**WHAT IS REQUIRED**: Return the entries below in their exact form, leaving the pictures out.
┄┄┄┄┄┄┄┄┄┄┄┄┄┄┄┄┄┄┄┄
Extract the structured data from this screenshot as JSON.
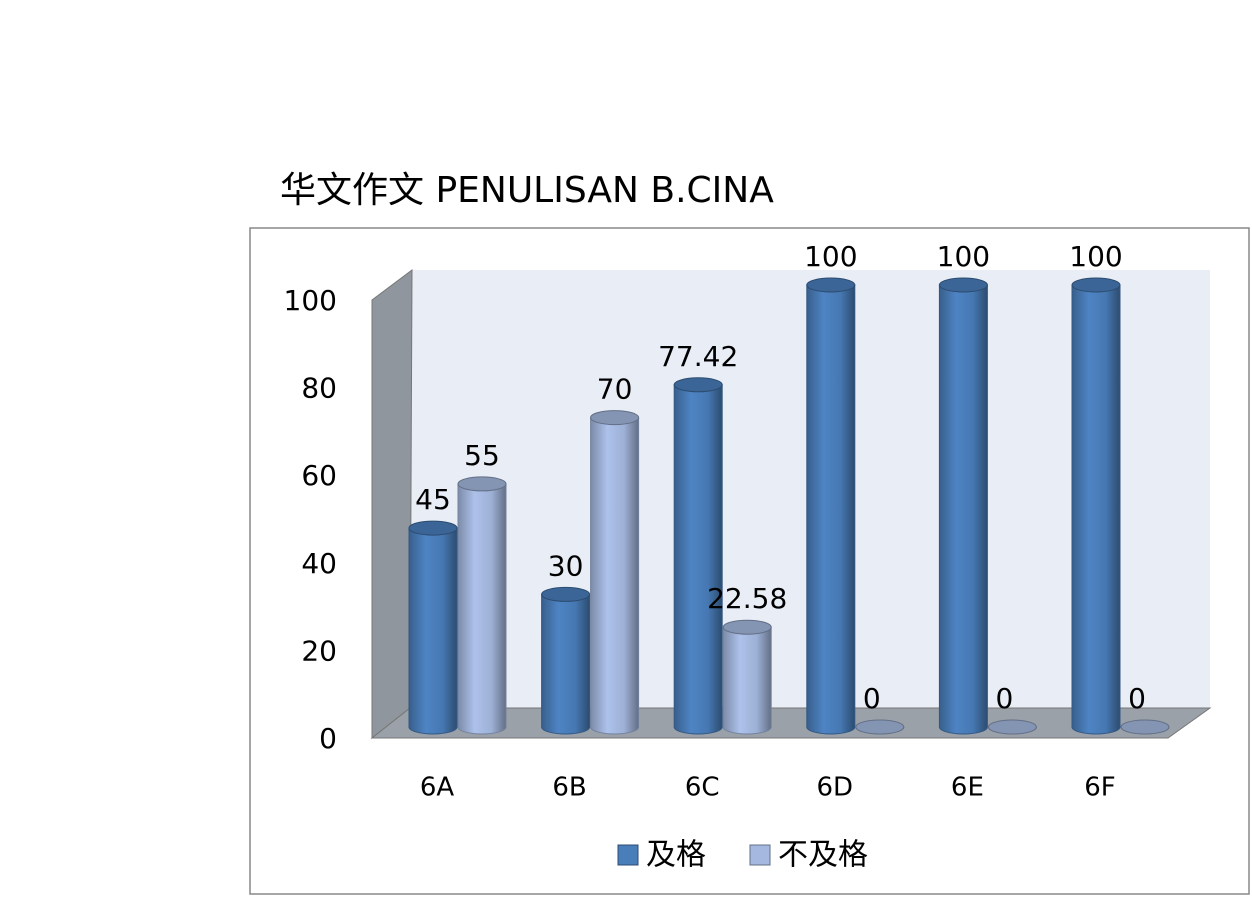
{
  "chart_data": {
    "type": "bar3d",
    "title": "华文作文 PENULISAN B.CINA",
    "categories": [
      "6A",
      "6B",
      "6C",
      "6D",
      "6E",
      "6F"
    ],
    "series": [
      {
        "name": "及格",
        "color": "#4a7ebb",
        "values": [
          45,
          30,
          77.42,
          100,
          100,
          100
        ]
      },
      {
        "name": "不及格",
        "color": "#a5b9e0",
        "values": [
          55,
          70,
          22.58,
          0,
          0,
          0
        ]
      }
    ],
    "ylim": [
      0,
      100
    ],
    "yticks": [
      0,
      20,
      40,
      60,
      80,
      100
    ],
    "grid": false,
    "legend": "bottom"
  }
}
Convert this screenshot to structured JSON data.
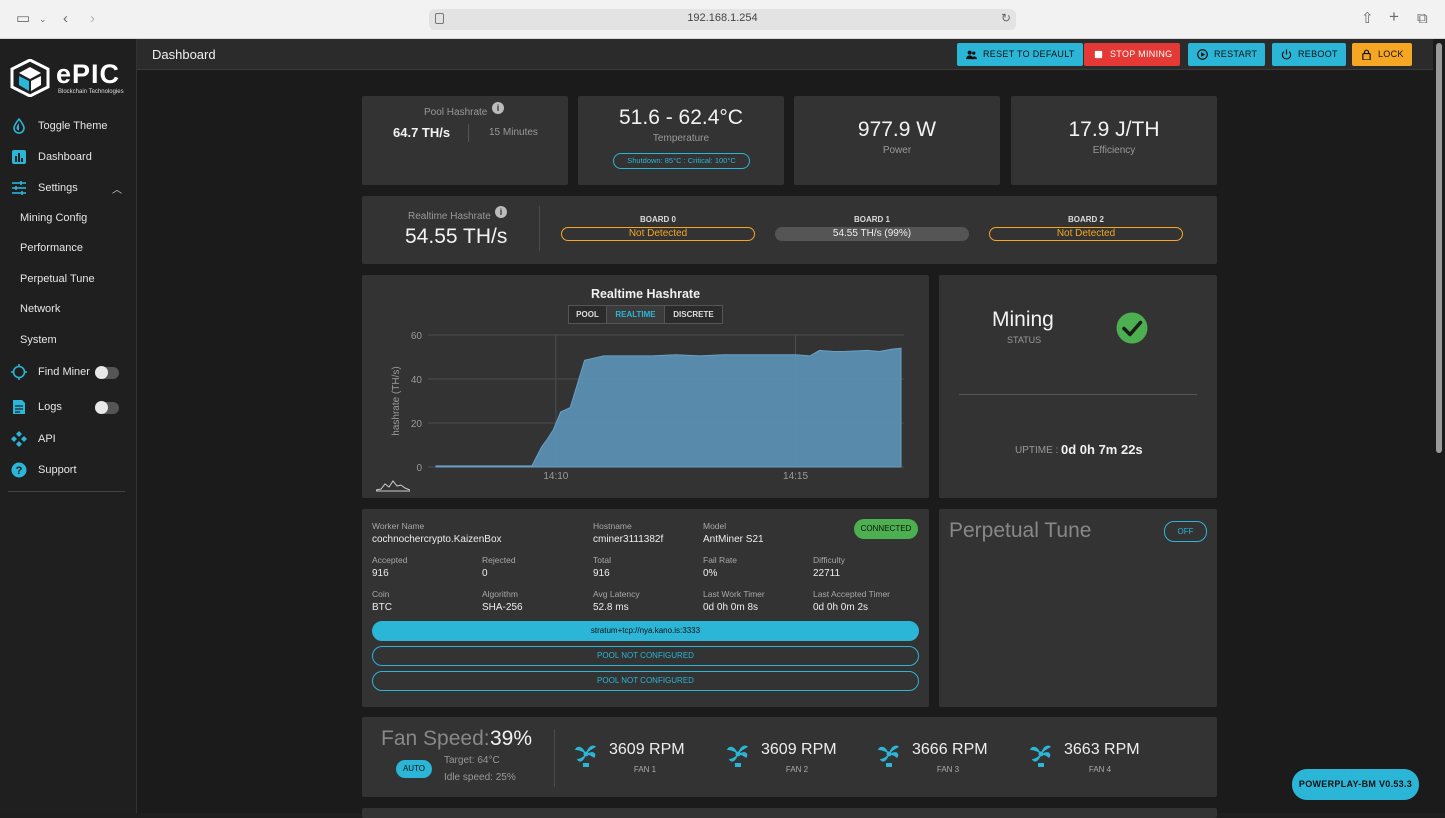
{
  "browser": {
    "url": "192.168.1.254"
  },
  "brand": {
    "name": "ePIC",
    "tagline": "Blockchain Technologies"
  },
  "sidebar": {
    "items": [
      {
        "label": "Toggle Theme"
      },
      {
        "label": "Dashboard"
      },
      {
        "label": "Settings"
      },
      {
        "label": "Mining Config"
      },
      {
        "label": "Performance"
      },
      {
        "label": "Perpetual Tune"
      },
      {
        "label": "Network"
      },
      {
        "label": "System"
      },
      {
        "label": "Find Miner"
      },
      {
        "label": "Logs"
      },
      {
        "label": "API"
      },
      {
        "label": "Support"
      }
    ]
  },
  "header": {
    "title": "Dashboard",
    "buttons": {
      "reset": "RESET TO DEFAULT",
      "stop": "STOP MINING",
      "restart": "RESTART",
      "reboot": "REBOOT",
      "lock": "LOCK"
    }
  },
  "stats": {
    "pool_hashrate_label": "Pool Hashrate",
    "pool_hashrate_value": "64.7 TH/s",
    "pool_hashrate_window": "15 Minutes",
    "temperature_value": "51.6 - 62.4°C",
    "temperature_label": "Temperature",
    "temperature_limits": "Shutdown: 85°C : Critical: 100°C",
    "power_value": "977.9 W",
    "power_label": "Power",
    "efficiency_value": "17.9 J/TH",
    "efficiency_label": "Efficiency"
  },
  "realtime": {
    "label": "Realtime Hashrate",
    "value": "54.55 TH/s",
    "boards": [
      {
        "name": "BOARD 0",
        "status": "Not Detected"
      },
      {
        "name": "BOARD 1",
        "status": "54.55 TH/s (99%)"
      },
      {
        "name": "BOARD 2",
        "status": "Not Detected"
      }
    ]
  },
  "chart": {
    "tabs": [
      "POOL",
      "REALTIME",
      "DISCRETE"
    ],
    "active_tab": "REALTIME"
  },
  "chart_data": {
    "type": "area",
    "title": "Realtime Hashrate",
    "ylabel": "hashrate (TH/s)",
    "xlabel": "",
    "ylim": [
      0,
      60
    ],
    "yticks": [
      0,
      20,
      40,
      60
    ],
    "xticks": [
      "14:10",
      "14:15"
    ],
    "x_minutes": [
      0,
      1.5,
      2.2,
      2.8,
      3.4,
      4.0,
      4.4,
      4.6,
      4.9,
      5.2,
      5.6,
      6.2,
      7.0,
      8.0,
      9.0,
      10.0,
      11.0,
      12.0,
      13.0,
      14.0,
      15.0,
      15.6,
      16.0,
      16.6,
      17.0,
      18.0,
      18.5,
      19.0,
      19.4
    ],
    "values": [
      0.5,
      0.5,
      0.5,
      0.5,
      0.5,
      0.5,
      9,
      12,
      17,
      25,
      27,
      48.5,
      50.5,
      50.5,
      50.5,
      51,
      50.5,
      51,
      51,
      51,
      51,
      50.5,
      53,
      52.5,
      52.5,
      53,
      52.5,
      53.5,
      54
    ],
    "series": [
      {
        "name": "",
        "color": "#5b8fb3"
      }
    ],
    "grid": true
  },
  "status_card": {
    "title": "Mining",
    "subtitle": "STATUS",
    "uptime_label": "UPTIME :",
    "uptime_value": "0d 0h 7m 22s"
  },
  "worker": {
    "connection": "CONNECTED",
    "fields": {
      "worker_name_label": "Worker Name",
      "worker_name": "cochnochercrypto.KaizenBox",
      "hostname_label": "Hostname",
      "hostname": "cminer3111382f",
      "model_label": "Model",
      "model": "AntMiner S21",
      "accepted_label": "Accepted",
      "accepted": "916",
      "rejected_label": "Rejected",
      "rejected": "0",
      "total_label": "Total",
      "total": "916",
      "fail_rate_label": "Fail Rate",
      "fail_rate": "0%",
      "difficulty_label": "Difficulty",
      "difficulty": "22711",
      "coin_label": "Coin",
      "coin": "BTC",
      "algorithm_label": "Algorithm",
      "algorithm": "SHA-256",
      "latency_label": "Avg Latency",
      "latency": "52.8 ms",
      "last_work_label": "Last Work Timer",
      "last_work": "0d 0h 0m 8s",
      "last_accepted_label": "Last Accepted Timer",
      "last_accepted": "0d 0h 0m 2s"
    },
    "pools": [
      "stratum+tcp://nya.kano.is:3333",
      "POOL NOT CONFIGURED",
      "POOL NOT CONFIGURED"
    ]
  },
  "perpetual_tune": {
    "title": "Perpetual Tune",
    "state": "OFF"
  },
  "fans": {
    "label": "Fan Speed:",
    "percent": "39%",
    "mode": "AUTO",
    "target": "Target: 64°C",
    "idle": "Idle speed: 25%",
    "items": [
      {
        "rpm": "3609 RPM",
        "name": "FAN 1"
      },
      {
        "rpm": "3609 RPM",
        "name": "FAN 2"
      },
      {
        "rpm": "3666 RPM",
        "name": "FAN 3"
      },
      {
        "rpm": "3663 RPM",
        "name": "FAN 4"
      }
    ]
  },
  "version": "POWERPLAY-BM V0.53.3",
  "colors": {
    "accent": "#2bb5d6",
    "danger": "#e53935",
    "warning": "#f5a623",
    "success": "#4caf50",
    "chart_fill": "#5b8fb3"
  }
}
┄┄┄┄┄┄┄┄┄┄┄┄┄┄┄┄┄┄┄┄
**RESULT OF THIS EXERCISE**:
Extract the structured data from this screenshot as JSON.
{
  "chart_data": {
    "type": "bar3d",
    "title": "华文作文 PENULISAN B.CINA",
    "categories": [
      "6A",
      "6B",
      "6C",
      "6D",
      "6E",
      "6F"
    ],
    "series": [
      {
        "name": "及格",
        "color": "#4a7ebb",
        "values": [
          45,
          30,
          77.42,
          100,
          100,
          100
        ]
      },
      {
        "name": "不及格",
        "color": "#a5b9e0",
        "values": [
          55,
          70,
          22.58,
          0,
          0,
          0
        ]
      }
    ],
    "ylim": [
      0,
      100
    ],
    "yticks": [
      0,
      20,
      40,
      60,
      80,
      100
    ],
    "grid": false,
    "legend": "bottom"
  }
}
Convert this screenshot to structured JSON data.
{
  "browser": {
    "url": "192.168.1.254"
  },
  "brand": {
    "name": "ePIC",
    "tagline": "Blockchain Technologies"
  },
  "sidebar": {
    "items": [
      {
        "label": "Toggle Theme"
      },
      {
        "label": "Dashboard"
      },
      {
        "label": "Settings"
      },
      {
        "label": "Mining Config"
      },
      {
        "label": "Performance"
      },
      {
        "label": "Perpetual Tune"
      },
      {
        "label": "Network"
      },
      {
        "label": "System"
      },
      {
        "label": "Find Miner"
      },
      {
        "label": "Logs"
      },
      {
        "label": "API"
      },
      {
        "label": "Support"
      }
    ]
  },
  "header": {
    "title": "Dashboard",
    "buttons": {
      "reset": "RESET TO DEFAULT",
      "stop": "STOP MINING",
      "restart": "RESTART",
      "reboot": "REBOOT",
      "lock": "LOCK"
    }
  },
  "stats": {
    "pool_hashrate_label": "Pool Hashrate",
    "pool_hashrate_value": "64.7 TH/s",
    "pool_hashrate_window": "15 Minutes",
    "temperature_value": "51.6 - 62.4°C",
    "temperature_label": "Temperature",
    "temperature_limits": "Shutdown: 85°C : Critical: 100°C",
    "power_value": "977.9 W",
    "power_label": "Power",
    "efficiency_value": "17.9 J/TH",
    "efficiency_label": "Efficiency"
  },
  "realtime": {
    "label": "Realtime Hashrate",
    "value": "54.55 TH/s",
    "boards": [
      {
        "name": "BOARD 0",
        "status": "Not Detected"
      },
      {
        "name": "BOARD 1",
        "status": "54.55 TH/s (99%)"
      },
      {
        "name": "BOARD 2",
        "status": "Not Detected"
      }
    ]
  },
  "chart": {
    "tabs": [
      "POOL",
      "REALTIME",
      "DISCRETE"
    ],
    "active_tab": "REALTIME"
  },
  "chart_data": {
    "type": "area",
    "title": "Realtime Hashrate",
    "ylabel": "hashrate (TH/s)",
    "xlabel": "",
    "ylim": [
      0,
      60
    ],
    "yticks": [
      0,
      20,
      40,
      60
    ],
    "xticks": [
      "14:10",
      "14:15"
    ],
    "x_minutes": [
      0,
      1.5,
      2.2,
      2.8,
      3.4,
      4.0,
      4.4,
      4.6,
      4.9,
      5.2,
      5.6,
      6.2,
      7.0,
      8.0,
      9.0,
      10.0,
      11.0,
      12.0,
      13.0,
      14.0,
      15.0,
      15.6,
      16.0,
      16.6,
      17.0,
      18.0,
      18.5,
      19.0,
      19.4
    ],
    "values": [
      0.5,
      0.5,
      0.5,
      0.5,
      0.5,
      0.5,
      9,
      12,
      17,
      25,
      27,
      48.5,
      50.5,
      50.5,
      50.5,
      51,
      50.5,
      51,
      51,
      51,
      51,
      50.5,
      53,
      52.5,
      52.5,
      53,
      52.5,
      53.5,
      54
    ],
    "series": [
      {
        "name": "",
        "color": "#5b8fb3"
      }
    ],
    "grid": true
  },
  "status_card": {
    "title": "Mining",
    "subtitle": "STATUS",
    "uptime_label": "UPTIME :",
    "uptime_value": "0d 0h 7m 22s"
  },
  "worker": {
    "connection": "CONNECTED",
    "fields": {
      "worker_name_label": "Worker Name",
      "worker_name": "cochnochercrypto.KaizenBox",
      "hostname_label": "Hostname",
      "hostname": "cminer3111382f",
      "model_label": "Model",
      "model": "AntMiner S21",
      "accepted_label": "Accepted",
      "accepted": "916",
      "rejected_label": "Rejected",
      "rejected": "0",
      "total_label": "Total",
      "total": "916",
      "fail_rate_label": "Fail Rate",
      "fail_rate": "0%",
      "difficulty_label": "Difficulty",
      "difficulty": "22711",
      "coin_label": "Coin",
      "coin": "BTC",
      "algorithm_label": "Algorithm",
      "algorithm": "SHA-256",
      "latency_label": "Avg Latency",
      "latency": "52.8 ms",
      "last_work_label": "Last Work Timer",
      "last_work": "0d 0h 0m 8s",
      "last_accepted_label": "Last Accepted Timer",
      "last_accepted": "0d 0h 0m 2s"
    },
    "pools": [
      "stratum+tcp://nya.kano.is:3333",
      "POOL NOT CONFIGURED",
      "POOL NOT CONFIGURED"
    ]
  },
  "perpetual_tune": {
    "title": "Perpetual Tune",
    "state": "OFF"
  },
  "fans": {
    "label": "Fan Speed:",
    "percent": "39%",
    "mode": "AUTO",
    "target": "Target: 64°C",
    "idle": "Idle speed: 25%",
    "items": [
      {
        "rpm": "3609 RPM",
        "name": "FAN 1"
      },
      {
        "rpm": "3609 RPM",
        "name": "FAN 2"
      },
      {
        "rpm": "3666 RPM",
        "name": "FAN 3"
      },
      {
        "rpm": "3663 RPM",
        "name": "FAN 4"
      }
    ]
  },
  "version": "POWERPLAY-BM V0.53.3",
  "colors": {
    "accent": "#2bb5d6",
    "danger": "#e53935",
    "warning": "#f5a623",
    "success": "#4caf50",
    "chart_fill": "#5b8fb3"
  }
}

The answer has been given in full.